» Short exercise: Retype the material below. Keep every word exactly as it is.

(Extracted records)
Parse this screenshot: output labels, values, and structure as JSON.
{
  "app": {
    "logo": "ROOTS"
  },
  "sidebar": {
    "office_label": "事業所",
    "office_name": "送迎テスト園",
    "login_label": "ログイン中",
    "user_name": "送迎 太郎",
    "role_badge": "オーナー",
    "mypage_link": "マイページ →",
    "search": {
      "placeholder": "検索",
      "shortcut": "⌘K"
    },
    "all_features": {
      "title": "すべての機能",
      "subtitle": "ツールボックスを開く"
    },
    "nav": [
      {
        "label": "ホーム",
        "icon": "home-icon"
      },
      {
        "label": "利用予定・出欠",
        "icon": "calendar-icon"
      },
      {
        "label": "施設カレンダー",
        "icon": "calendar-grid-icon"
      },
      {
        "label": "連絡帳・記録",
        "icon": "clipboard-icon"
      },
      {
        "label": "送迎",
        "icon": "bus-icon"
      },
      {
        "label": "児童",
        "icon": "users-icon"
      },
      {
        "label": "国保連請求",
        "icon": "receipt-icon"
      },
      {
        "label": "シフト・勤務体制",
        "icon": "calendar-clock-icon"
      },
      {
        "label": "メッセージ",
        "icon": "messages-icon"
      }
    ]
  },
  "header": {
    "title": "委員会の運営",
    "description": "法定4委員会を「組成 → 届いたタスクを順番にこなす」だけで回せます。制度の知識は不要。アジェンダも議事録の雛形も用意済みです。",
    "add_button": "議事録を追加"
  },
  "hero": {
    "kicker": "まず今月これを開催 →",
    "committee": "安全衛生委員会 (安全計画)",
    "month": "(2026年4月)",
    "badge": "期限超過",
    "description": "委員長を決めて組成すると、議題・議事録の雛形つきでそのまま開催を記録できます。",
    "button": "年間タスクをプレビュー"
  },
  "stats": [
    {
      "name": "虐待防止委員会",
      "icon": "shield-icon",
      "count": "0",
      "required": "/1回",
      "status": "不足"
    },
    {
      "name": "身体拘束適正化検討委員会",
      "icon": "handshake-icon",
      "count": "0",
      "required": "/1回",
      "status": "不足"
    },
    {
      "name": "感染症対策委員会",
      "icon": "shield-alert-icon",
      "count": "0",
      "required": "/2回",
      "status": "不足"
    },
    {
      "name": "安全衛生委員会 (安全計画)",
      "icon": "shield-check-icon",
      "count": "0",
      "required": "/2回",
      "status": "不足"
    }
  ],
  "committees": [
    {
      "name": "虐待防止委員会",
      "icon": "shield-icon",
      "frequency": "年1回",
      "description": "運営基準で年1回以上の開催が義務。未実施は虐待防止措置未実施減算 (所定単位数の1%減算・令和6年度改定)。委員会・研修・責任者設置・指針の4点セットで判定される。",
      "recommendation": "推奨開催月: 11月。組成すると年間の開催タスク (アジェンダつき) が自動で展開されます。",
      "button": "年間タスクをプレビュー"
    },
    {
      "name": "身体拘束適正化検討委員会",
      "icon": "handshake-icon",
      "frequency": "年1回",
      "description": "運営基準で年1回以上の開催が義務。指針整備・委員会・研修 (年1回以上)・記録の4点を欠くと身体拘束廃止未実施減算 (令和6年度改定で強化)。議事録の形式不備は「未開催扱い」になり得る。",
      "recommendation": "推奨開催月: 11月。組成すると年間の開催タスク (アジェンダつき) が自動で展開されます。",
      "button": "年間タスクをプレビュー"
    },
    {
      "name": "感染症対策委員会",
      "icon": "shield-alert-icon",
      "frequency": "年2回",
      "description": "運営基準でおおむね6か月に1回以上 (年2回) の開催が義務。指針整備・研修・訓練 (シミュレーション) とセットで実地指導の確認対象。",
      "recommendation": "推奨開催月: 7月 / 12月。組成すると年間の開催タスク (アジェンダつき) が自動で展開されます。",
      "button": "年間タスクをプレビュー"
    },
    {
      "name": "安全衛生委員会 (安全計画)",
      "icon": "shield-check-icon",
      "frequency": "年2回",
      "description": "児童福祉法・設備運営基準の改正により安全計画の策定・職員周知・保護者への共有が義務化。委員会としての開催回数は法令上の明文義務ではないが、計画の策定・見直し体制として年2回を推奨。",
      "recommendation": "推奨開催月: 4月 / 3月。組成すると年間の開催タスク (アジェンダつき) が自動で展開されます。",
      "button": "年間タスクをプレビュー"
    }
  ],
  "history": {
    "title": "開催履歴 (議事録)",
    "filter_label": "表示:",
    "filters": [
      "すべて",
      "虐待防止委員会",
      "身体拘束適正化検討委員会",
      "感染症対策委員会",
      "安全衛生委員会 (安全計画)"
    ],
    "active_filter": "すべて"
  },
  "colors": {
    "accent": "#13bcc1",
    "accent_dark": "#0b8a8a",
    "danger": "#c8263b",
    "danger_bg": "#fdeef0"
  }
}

» Solution for this problem:
Parse this screenshot: output labels, values, and structure as JSON.
{
  "app": {
    "logo": "ROOTS"
  },
  "sidebar": {
    "office_label": "事業所",
    "office_name": "送迎テスト園",
    "login_label": "ログイン中",
    "user_name": "送迎 太郎",
    "role_badge": "オーナー",
    "mypage_link": "マイページ →",
    "search": {
      "placeholder": "検索",
      "shortcut": "⌘K"
    },
    "all_features": {
      "title": "すべての機能",
      "subtitle": "ツールボックスを開く"
    },
    "nav": [
      {
        "label": "ホーム",
        "icon": "home-icon"
      },
      {
        "label": "利用予定・出欠",
        "icon": "calendar-icon"
      },
      {
        "label": "施設カレンダー",
        "icon": "calendar-grid-icon"
      },
      {
        "label": "連絡帳・記録",
        "icon": "clipboard-icon"
      },
      {
        "label": "送迎",
        "icon": "bus-icon"
      },
      {
        "label": "児童",
        "icon": "users-icon"
      },
      {
        "label": "国保連請求",
        "icon": "receipt-icon"
      },
      {
        "label": "シフト・勤務体制",
        "icon": "calendar-clock-icon"
      },
      {
        "label": "メッセージ",
        "icon": "messages-icon"
      }
    ]
  },
  "header": {
    "title": "委員会の運営",
    "description": "法定4委員会を「組成 → 届いたタスクを順番にこなす」だけで回せます。制度の知識は不要。アジェンダも議事録の雛形も用意済みです。",
    "add_button": "議事録を追加"
  },
  "hero": {
    "kicker": "まず今月これを開催 →",
    "committee": "安全衛生委員会 (安全計画)",
    "month": "(2026年4月)",
    "badge": "期限超過",
    "description": "委員長を決めて組成すると、議題・議事録の雛形つきでそのまま開催を記録できます。",
    "button": "年間タスクをプレビュー"
  },
  "stats": [
    {
      "name": "虐待防止委員会",
      "icon": "shield-icon",
      "count": "0",
      "required": "/1回",
      "status": "不足"
    },
    {
      "name": "身体拘束適正化検討委員会",
      "icon": "handshake-icon",
      "count": "0",
      "required": "/1回",
      "status": "不足"
    },
    {
      "name": "感染症対策委員会",
      "icon": "shield-alert-icon",
      "count": "0",
      "required": "/2回",
      "status": "不足"
    },
    {
      "name": "安全衛生委員会 (安全計画)",
      "icon": "shield-check-icon",
      "count": "0",
      "required": "/2回",
      "status": "不足"
    }
  ],
  "committees": [
    {
      "name": "虐待防止委員会",
      "icon": "shield-icon",
      "frequency": "年1回",
      "description": "運営基準で年1回以上の開催が義務。未実施は虐待防止措置未実施減算 (所定単位数の1%減算・令和6年度改定)。委員会・研修・責任者設置・指針の4点セットで判定される。",
      "recommendation": "推奨開催月: 11月。組成すると年間の開催タスク (アジェンダつき) が自動で展開されます。",
      "button": "年間タスクをプレビュー"
    },
    {
      "name": "身体拘束適正化検討委員会",
      "icon": "handshake-icon",
      "frequency": "年1回",
      "description": "運営基準で年1回以上の開催が義務。指針整備・委員会・研修 (年1回以上)・記録の4点を欠くと身体拘束廃止未実施減算 (令和6年度改定で強化)。議事録の形式不備は「未開催扱い」になり得る。",
      "recommendation": "推奨開催月: 11月。組成すると年間の開催タスク (アジェンダつき) が自動で展開されます。",
      "button": "年間タスクをプレビュー"
    },
    {
      "name": "感染症対策委員会",
      "icon": "shield-alert-icon",
      "frequency": "年2回",
      "description": "運営基準でおおむね6か月に1回以上 (年2回) の開催が義務。指針整備・研修・訓練 (シミュレーション) とセットで実地指導の確認対象。",
      "recommendation": "推奨開催月: 7月 / 12月。組成すると年間の開催タスク (アジェンダつき) が自動で展開されます。",
      "button": "年間タスクをプレビュー"
    },
    {
      "name": "安全衛生委員会 (安全計画)",
      "icon": "shield-check-icon",
      "frequency": "年2回",
      "description": "児童福祉法・設備運営基準の改正により安全計画の策定・職員周知・保護者への共有が義務化。委員会としての開催回数は法令上の明文義務ではないが、計画の策定・見直し体制として年2回を推奨。",
      "recommendation": "推奨開催月: 4月 / 3月。組成すると年間の開催タスク (アジェンダつき) が自動で展開されます。",
      "button": "年間タスクをプレビュー"
    }
  ],
  "history": {
    "title": "開催履歴 (議事録)",
    "filter_label": "表示:",
    "filters": [
      "すべて",
      "虐待防止委員会",
      "身体拘束適正化検討委員会",
      "感染症対策委員会",
      "安全衛生委員会 (安全計画)"
    ],
    "active_filter": "すべて"
  },
  "colors": {
    "accent": "#13bcc1",
    "accent_dark": "#0b8a8a",
    "danger": "#c8263b",
    "danger_bg": "#fdeef0"
  }
}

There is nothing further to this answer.